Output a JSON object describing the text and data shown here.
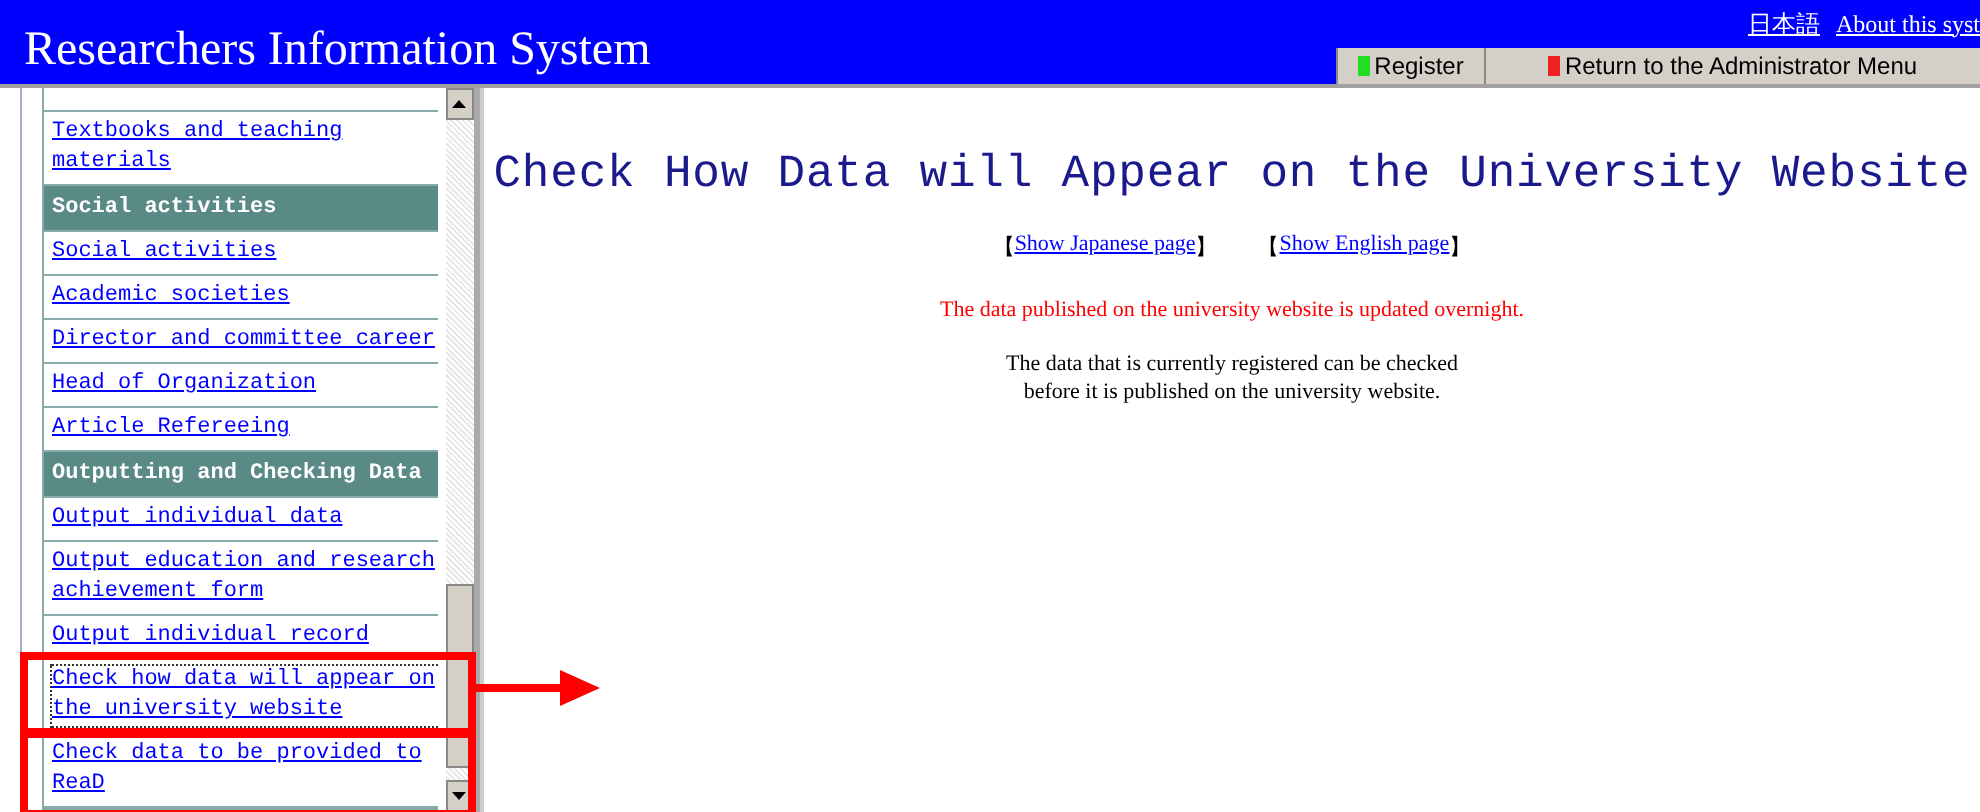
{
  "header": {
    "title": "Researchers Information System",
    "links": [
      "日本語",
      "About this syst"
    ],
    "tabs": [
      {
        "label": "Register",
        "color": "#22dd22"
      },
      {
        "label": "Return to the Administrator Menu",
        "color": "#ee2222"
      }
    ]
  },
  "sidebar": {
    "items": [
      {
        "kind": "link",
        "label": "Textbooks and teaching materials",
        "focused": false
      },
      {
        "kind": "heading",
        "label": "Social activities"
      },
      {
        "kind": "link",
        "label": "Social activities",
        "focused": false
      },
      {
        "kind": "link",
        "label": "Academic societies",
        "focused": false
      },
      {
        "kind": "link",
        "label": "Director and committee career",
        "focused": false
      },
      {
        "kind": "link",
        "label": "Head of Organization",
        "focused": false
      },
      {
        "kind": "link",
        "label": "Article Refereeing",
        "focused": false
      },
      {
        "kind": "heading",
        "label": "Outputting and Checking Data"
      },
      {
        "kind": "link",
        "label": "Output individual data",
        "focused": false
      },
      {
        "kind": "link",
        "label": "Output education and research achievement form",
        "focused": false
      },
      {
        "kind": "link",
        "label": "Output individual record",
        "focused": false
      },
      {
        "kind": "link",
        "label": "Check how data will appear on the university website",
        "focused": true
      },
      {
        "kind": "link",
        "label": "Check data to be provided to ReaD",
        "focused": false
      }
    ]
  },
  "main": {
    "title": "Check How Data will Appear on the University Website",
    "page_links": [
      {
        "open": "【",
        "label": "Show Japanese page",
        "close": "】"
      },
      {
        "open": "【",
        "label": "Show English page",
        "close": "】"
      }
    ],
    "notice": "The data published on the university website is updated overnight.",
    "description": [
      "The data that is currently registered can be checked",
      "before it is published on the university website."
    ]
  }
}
━━━━
• [DO THIS]
Count the lines of the listing above that include the word "title" and state the total with nothing else.

• [WRITTEN RESPONSE]
2